[To do]: The answer must be one number: the count of lines in the data below that include "decrease".

+++ Records shown +++

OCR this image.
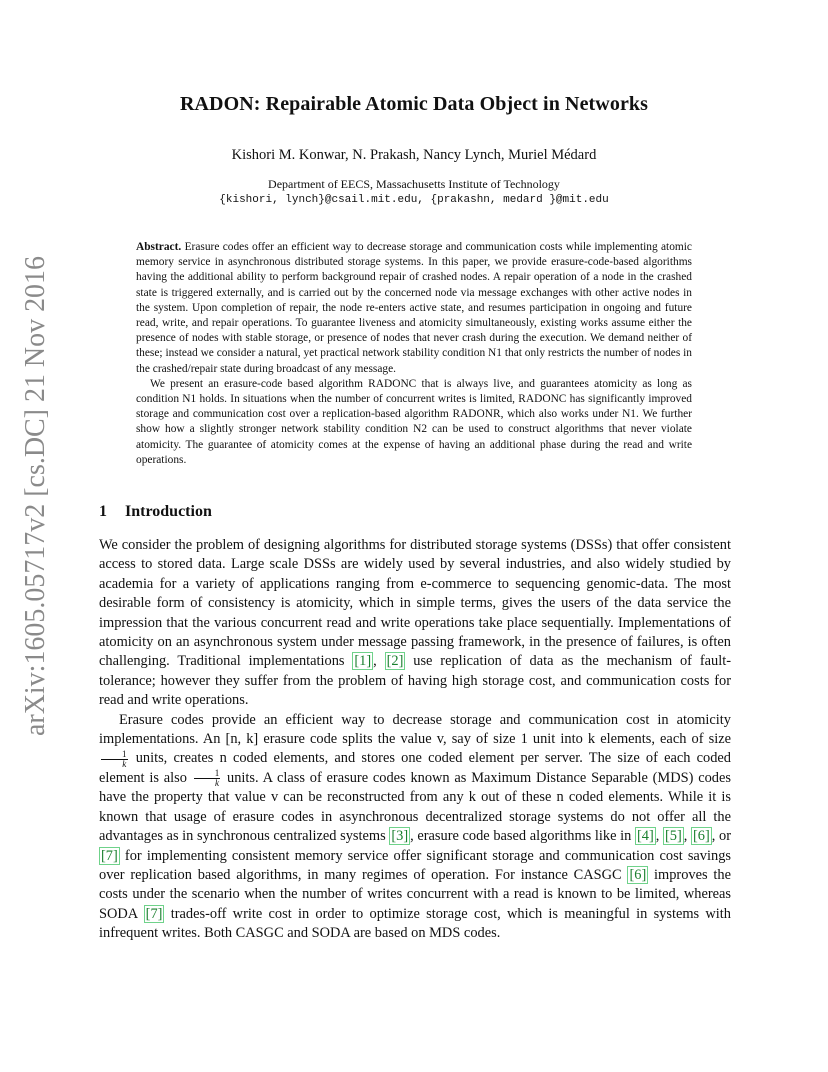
arXiv:1605.05717v2 [cs.DC] 21 Nov 2016
RADON: Repairable Atomic Data Object in Networks
Kishori M. Konwar, N. Prakash, Nancy Lynch, Muriel Médard
Department of EECS, Massachusetts Institute of Technology
{kishori, lynch}@csail.mit.edu, {prakashn, medard }@mit.edu

Abstract. Erasure codes offer an efficient way to decrease storage and communication costs while implementing atomic memory service in asynchronous distributed storage systems. In this paper, we provide erasure-code-based algorithms having the additional ability to perform background repair of crashed nodes. A repair operation of a node in the crashed state is triggered externally, and is carried out by the concerned node via message exchanges with other active nodes in the system. Upon completion of repair, the node re-enters active state, and resumes participation in ongoing and future read, write, and repair operations. To guarantee liveness and atomicity simultaneously, existing works assume either the presence of nodes with stable storage, or presence of nodes that never crash during the execution. We demand neither of these; instead we consider a natural, yet practical network stability condition N1 that only restricts the number of nodes in the crashed/repair state during broadcast of any message.

We present an erasure-code based algorithm RADONC that is always live, and guarantees atomicity as long as condition N1 holds. In situations when the number of concurrent writes is limited, RADONC has significantly improved storage and communication cost over a replication-based algorithm RADONR, which also works under N1. We further show how a slightly stronger network stability condition N2 can be used to construct algorithms that never violate atomicity. The guarantee of atomicity comes at the expense of having an additional phase during the read and write operations.

1 Introduction

We consider the problem of designing algorithms for distributed storage systems (DSSs) that offer consistent access to stored data. Large scale DSSs are widely used by several industries, and also widely studied by academia for a variety of applications ranging from e-commerce to sequencing genomic-data. The most desirable form of consistency is atomicity, which in simple terms, gives the users of the data service the impression that the various concurrent read and write operations take place sequentially. Implementations of atomicity on an asynchronous system under message passing framework, in the presence of failures, is often challenging. Traditional implementations [1] , [2] use replication of data as the mechanism of fault-tolerance; however they suffer from the problem of having high storage cost, and communication costs for read and write operations.

Erasure codes provide an efficient way to decrease storage and communication cost in atomicity implementations. An [n, k] erasure code splits the value v, say of size 1 unit into k elements, each of size
$\frac{1}{k}$ units, creates n coded elements, and stores one coded element per server. The size of each coded element is also $\frac{1}{k}$ units. A class of erasure codes known as Maximum Distance Separable (MDS) codes have the property that value v can be reconstructed from any k out of these n coded elements. While it is known that usage of erasure codes in asynchronous decentralized storage systems do not offer all the advantages as in synchronous centralized systems [3] , erasure code based algorithms like in [4] , [5] , [6] , or [7] for implementing consistent memory service offer significant storage and communication cost savings over replication based algorithms, in many regimes of operation. For instance CASGC [6] improves the costs under the scenario when the number of writes concurrent with a read is known to be limited, whereas SODA [7] trades-off write cost in order to optimize storage cost, which is meaningful in systems with infrequent writes. Both CASGC and SODA are based on MDS codes.
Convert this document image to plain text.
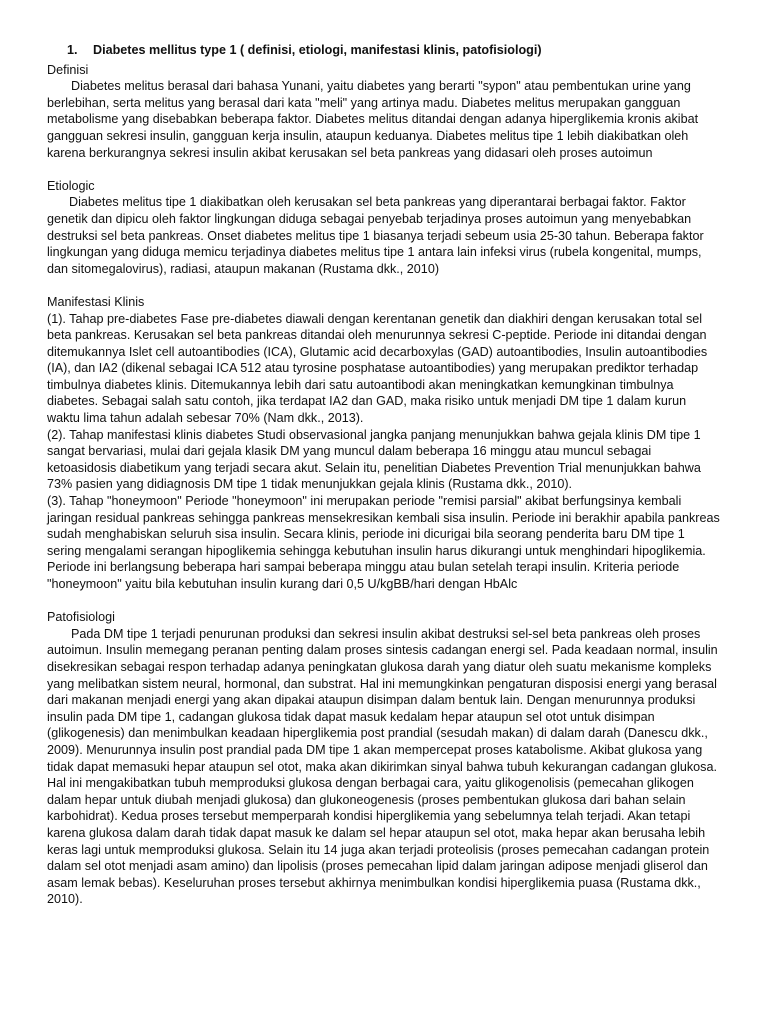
1. Diabetes mellitus type 1 ( definisi, etiologi, manifestasi klinis, patofisiologi)
Definisi

Diabetes melitus berasal dari bahasa Yunani, yaitu diabetes yang berarti "sypon" atau pembentukan urine yang berlebihan, serta melitus yang berasal dari kata "meli" yang artinya madu. Diabetes melitus merupakan gangguan metabolisme yang disebabkan beberapa faktor. Diabetes melitus ditandai dengan adanya hiperglikemia kronis akibat gangguan sekresi insulin, gangguan kerja insulin, ataupun keduanya. Diabetes melitus tipe 1 lebih diakibatkan oleh karena berkurangnya sekresi insulin akibat kerusakan sel beta pankreas yang didasari oleh proses autoimun

Etiologic

Diabetes melitus tipe 1 diakibatkan oleh kerusakan sel beta pankreas yang diperantarai berbagai faktor. Faktor genetik dan dipicu oleh faktor lingkungan diduga sebagai penyebab terjadinya proses autoimun yang menyebabkan destruksi sel beta pankreas. Onset diabetes melitus tipe 1 biasanya terjadi sebeum usia 25-30 tahun. Beberapa faktor lingkungan yang diduga memicu terjadinya diabetes melitus tipe 1 antara lain infeksi virus (rubela kongenital, mumps, dan sitomegalovirus), radiasi, ataupun makanan (Rustama dkk., 2010)

Manifestasi Klinis

(1). Tahap pre-diabetes Fase pre-diabetes diawali dengan kerentanan genetik dan diakhiri dengan kerusakan total sel beta pankreas. Kerusakan sel beta pankreas ditandai oleh menurunnya sekresi C-peptide. Periode ini ditandai dengan ditemukannya Islet cell autoantibodies (ICA), Glutamic acid decarboxylas (GAD) autoantibodies, Insulin autoantibodies (IA), dan IA2 (dikenal sebagai ICA 512 atau tyrosine posphatase autoantibodies) yang merupakan prediktor terhadap timbulnya diabetes klinis. Ditemukannya lebih dari satu autoantibodi akan meningkatkan kemungkinan timbulnya diabetes. Sebagai salah satu contoh, jika terdapat IA2 dan GAD, maka risiko untuk menjadi DM tipe 1 dalam kurun waktu lima tahun adalah sebesar 70% (Nam dkk., 2013).

(2). Tahap manifestasi klinis diabetes Studi observasional jangka panjang menunjukkan bahwa gejala klinis DM tipe 1 sangat bervariasi, mulai dari gejala klasik DM yang muncul dalam beberapa 16 minggu atau muncul sebagai ketoasidosis diabetikum yang terjadi secara akut. Selain itu, penelitian Diabetes Prevention Trial menunjukkan bahwa 73% pasien yang didiagnosis DM tipe 1 tidak menunjukkan gejala klinis (Rustama dkk., 2010).

(3). Tahap "honeymoon" Periode "honeymoon" ini merupakan periode "remisi parsial" akibat berfungsinya kembali jaringan residual pankreas sehingga pankreas mensekresikan kembali sisa insulin. Periode ini berakhir apabila pankreas sudah menghabiskan seluruh sisa insulin. Secara klinis, periode ini dicurigai bila seorang penderita baru DM tipe 1 sering mengalami serangan hipoglikemia sehingga kebutuhan insulin harus dikurangi untuk menghindari hipoglikemia. Periode ini berlangsung beberapa hari sampai beberapa minggu atau bulan setelah terapi insulin. Kriteria periode "honeymoon" yaitu bila kebutuhan insulin kurang dari 0,5 U/kgBB/hari dengan HbAlc

Patofisiologi

Pada DM tipe 1 terjadi penurunan produksi dan sekresi insulin akibat destruksi sel-sel beta pankreas oleh proses autoimun. Insulin memegang peranan penting dalam proses sintesis cadangan energi sel. Pada keadaan normal, insulin disekresikan sebagai respon terhadap adanya peningkatan glukosa darah yang diatur oleh suatu mekanisme kompleks yang melibatkan sistem neural, hormonal, dan substrat. Hal ini memungkinkan pengaturan disposisi energi yang berasal dari makanan menjadi energi yang akan dipakai ataupun disimpan dalam bentuk lain. Dengan menurunnya produksi insulin pada DM tipe 1, cadangan glukosa tidak dapat masuk kedalam hepar ataupun sel otot untuk disimpan (glikogenesis) dan menimbulkan keadaan hiperglikemia post prandial (sesudah makan) di dalam darah (Danescu dkk., 2009). Menurunnya insulin post prandial pada DM tipe 1 akan mempercepat proses katabolisme. Akibat glukosa yang tidak dapat memasuki hepar ataupun sel otot, maka akan dikirimkan sinyal bahwa tubuh kekurangan cadangan glukosa. Hal ini mengakibatkan tubuh memproduksi glukosa dengan berbagai cara, yaitu glikogenolisis (pemecahan glikogen dalam hepar untuk diubah menjadi glukosa) dan glukoneogenesis (proses pembentukan glukosa dari bahan selain karbohidrat). Kedua proses tersebut memperparah kondisi hiperglikemia yang sebelumnya telah terjadi. Akan tetapi karena glukosa dalam darah tidak dapat masuk ke dalam sel hepar ataupun sel otot, maka hepar akan berusaha lebih keras lagi untuk memproduksi glukosa. Selain itu 14 juga akan terjadi proteolisis (proses pemecahan cadangan protein dalam sel otot menjadi asam amino) dan lipolisis (proses pemecahan lipid dalam jaringan adipose menjadi gliserol dan asam lemak bebas). Keseluruhan proses tersebut akhirnya menimbulkan kondisi hiperglikemia puasa (Rustama dkk., 2010).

+++

[Answer to this exercise]: 2